* WORK INSTRUCTIONS *
1) In the PTO forum thread, at about what engine rpm can the friend's tractors run his mower/conditioner and balers off the 1000 rpm shaft?
2) Carry on the PTO forum thread after its final post.

* READING PASSAGE *
▼

# 540 PTO implement on 1000 Tractor PTO



## OneManShow

Hope to get some info here. I have a friend who exclusively runs (swears by it in fact) his 540 pto rpm mower, and balers with his 1000 pto rpm shaft off the tractor. He has a couple old 125-150HP tractors. With the 1000 rpm pto, the tractors can run his mower/conditioner and balers at around 1100 engine rpm instead of around 2200 rpm. Its quieter and uses much less fuel. Doesn't seem like he has too many equipment problems either-but then when he is haying, so am I, and I don't worry as much about his stuff as I do ours-is that wrong? ha-I'd help him if i could

Been thinking about doing the same thing-but I haven't got much passed thinking. Need to figure out if our tractor has enough HP at 1200-1300 rpm to run our mower and our balers. But I don't want to buy the 1000 rpm pto shaft just to do an experiment. I'm guessing with 90 pto hp we would be hard pressed to run our mo/co but we might sqeak by with the balers.

Do any of you guys do this? have you destroyed any expensive equipment trying to?

Thanks


----------



## farmboy9510

does he change the spline pn the tractor?


----------



## Rodney R

I think that would be a waste of time. What kind of haybine - sickle or disc? I doubt you could run disc with a tractor @ only 1100rpm, and I know that the balers will use most of the power that 100hp tractor has. Of course, a small baler with small windrows will change that. Just drive around with a tractor @ 1100rpm, see just how you like it, and what happens to the baler when the urge hits you to bump up the throttle to like 1500rpm???? You just have to forget once.

▲

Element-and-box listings
▼

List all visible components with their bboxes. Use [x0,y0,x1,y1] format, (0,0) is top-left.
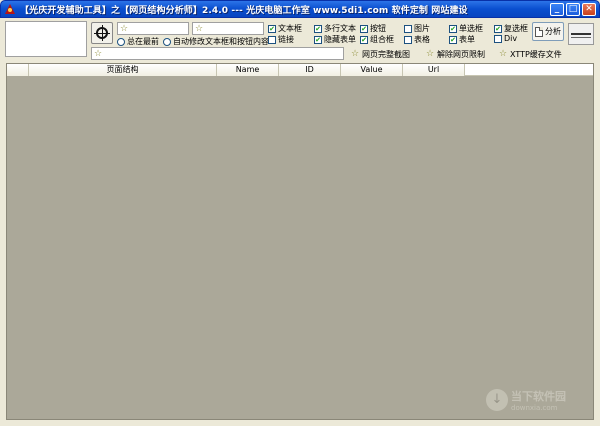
tag-input-1[interactable]: ☆ [117,22,189,35]
filter-image[interactable]: 图片 [404,23,430,34]
always-on-top-radio[interactable] [117,37,125,46]
table-header: 页面结构 Name ID Value Url [7,64,593,76]
url-input[interactable]: ☆ [91,47,344,60]
filter-hidden[interactable]: 隐藏表单 [314,34,356,45]
filter-label: Div [504,34,518,43]
column-header-name[interactable]: Name [217,64,279,76]
watermark: ↓ 当下软件园 downxia.com [486,388,566,412]
watermark-url: downxia.com [511,404,558,412]
column-header-structure[interactable]: 页面结构 [29,64,217,76]
filter-label: 组合框 [370,35,394,44]
star-icon: ☆ [119,23,129,34]
window-title: 【光庆开发辅助工具】之【网页结构分析师】2.4.0 --- 光庆电脑工作室 ww… [20,5,468,16]
checkbox[interactable] [360,24,368,33]
filter-table[interactable]: 表格 [404,34,430,45]
checkbox[interactable] [314,35,322,44]
filter-multiline[interactable]: 多行文本 [314,23,356,34]
button-label: 解除网页限制 [437,49,485,59]
toolbar: ☆ ☆ 总在最前 自动修改文本框和按钮内容 文本框 多行文本 按钮 图片 单选框… [0,19,600,63]
star-icon: ☆ [498,49,508,59]
filter-button[interactable]: 按钮 [360,23,386,34]
full-screenshot-button[interactable]: ☆ 网页完整截图 [349,48,410,60]
filter-label: 表格 [414,35,430,44]
unlock-page-button[interactable]: ☆ 解除网页限制 [424,48,485,60]
filter-radio[interactable]: 单选框 [449,23,483,34]
thumbnail-logo [568,23,594,45]
star-icon: ☆ [93,48,103,59]
filter-label: 按钮 [370,24,386,33]
checkbox[interactable] [449,24,457,33]
always-on-top-option[interactable]: 总在最前 [117,36,159,47]
app-icon [4,3,16,15]
filter-label: 单选框 [459,24,483,33]
filter-label: 链接 [278,35,294,44]
filter-div[interactable]: Div [494,34,517,43]
filter-checkbox[interactable]: 复选框 [494,23,528,34]
maximize-button[interactable]: □ [566,3,580,16]
auto-modify-radio[interactable] [163,37,171,46]
document-icon [535,26,543,37]
checkbox[interactable] [360,35,368,44]
preview-box [5,21,87,57]
checkbox[interactable] [494,34,502,43]
checkbox[interactable] [268,35,276,44]
auto-modify-label: 自动修改文本框和按钮内容 [173,37,269,46]
checkbox[interactable] [268,24,276,33]
column-header-id[interactable]: ID [279,64,341,76]
checkbox[interactable] [404,35,412,44]
tag-input-2[interactable]: ☆ [192,22,264,35]
star-icon: ☆ [194,23,204,34]
filter-label: 表单 [459,35,475,44]
filter-label: 多行文本 [324,24,356,33]
button-label: 网页完整截图 [362,49,410,59]
analyze-button[interactable]: 分析 [532,22,564,41]
title-bar: 【光庆开发辅助工具】之【网页结构分析师】2.4.0 --- 光庆电脑工作室 ww… [0,0,600,18]
filter-label: 文本框 [278,24,302,33]
always-on-top-label: 总在最前 [127,37,159,46]
checkbox[interactable] [494,24,502,33]
minimize-button[interactable]: _ [550,3,564,16]
watermark-title: 当下软件园 [511,390,566,403]
checkbox[interactable] [449,35,457,44]
checkbox[interactable] [314,24,322,33]
filter-label: 隐藏表单 [324,35,356,44]
analyze-label: 分析 [545,27,561,36]
filter-label: 复选框 [504,24,528,33]
filter-form[interactable]: 表单 [449,34,475,45]
table-corner [7,64,29,76]
filter-link[interactable]: 链接 [268,34,294,45]
star-icon: ☆ [425,49,435,59]
star-icon: ☆ [350,49,360,59]
filter-label: 图片 [414,24,430,33]
cache-files-button[interactable]: ☆ XTTP缓存文件 [497,48,562,60]
column-header-url[interactable]: Url [403,64,465,76]
download-icon: ↓ [486,389,508,411]
filter-textbox[interactable]: 文本框 [268,23,302,34]
close-button[interactable]: ✕ [582,3,596,16]
checkbox[interactable] [404,24,412,33]
auto-modify-option[interactable]: 自动修改文本框和按钮内容 [163,36,269,47]
crosshair-target-button[interactable] [91,22,113,44]
button-label: XTTP缓存文件 [510,49,562,59]
structure-table[interactable]: 页面结构 Name ID Value Url [6,63,594,420]
filter-combobox[interactable]: 组合框 [360,34,394,45]
column-header-value[interactable]: Value [341,64,403,76]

▲

* TASK RESULTS *
1) Around 1100 engine rpm, instead of around 2200 rpm.

2)
Rodney


----------



## hayray

I did it for a short time last year but stopped after getting distracted I looked behind me and saw my square baler jumping up and down. Also with mowing using the discbine I could not match to get enough ground speed. I was using a 100 horse tractor and had bent the 540 spline so had to use the 1000 spline for a short time. Did work great while baling, everything was real quite but I was afraid of trashing something.


----------



## haybaler101

Our equipment is all 1000 rpm to start with. Our 13 ft disc mower conditioner uses all of our 140 hp tractor @ engine pto rpm. Same with big square baler, needs all 170 hp on it. A few pennies saved on fuel will not equal thousands spent on repairs. Manufacturers know what they are doing when they build equipment.


----------



## chadl

I agree it does save fuel. I ran my 1466 on my small square but you have to constantly monitor your rpms. I ran into replacing my plunger bearings more often than need be. My son who was 9 and 10 at the time didnt watch the rpms appropiately causing those bearing to wear out faster in my opinion. The other thing that happened to me was I did not have enough gears in the double raked hay to feed the baler. If i would have had 540 i could of found a gear to match the crop.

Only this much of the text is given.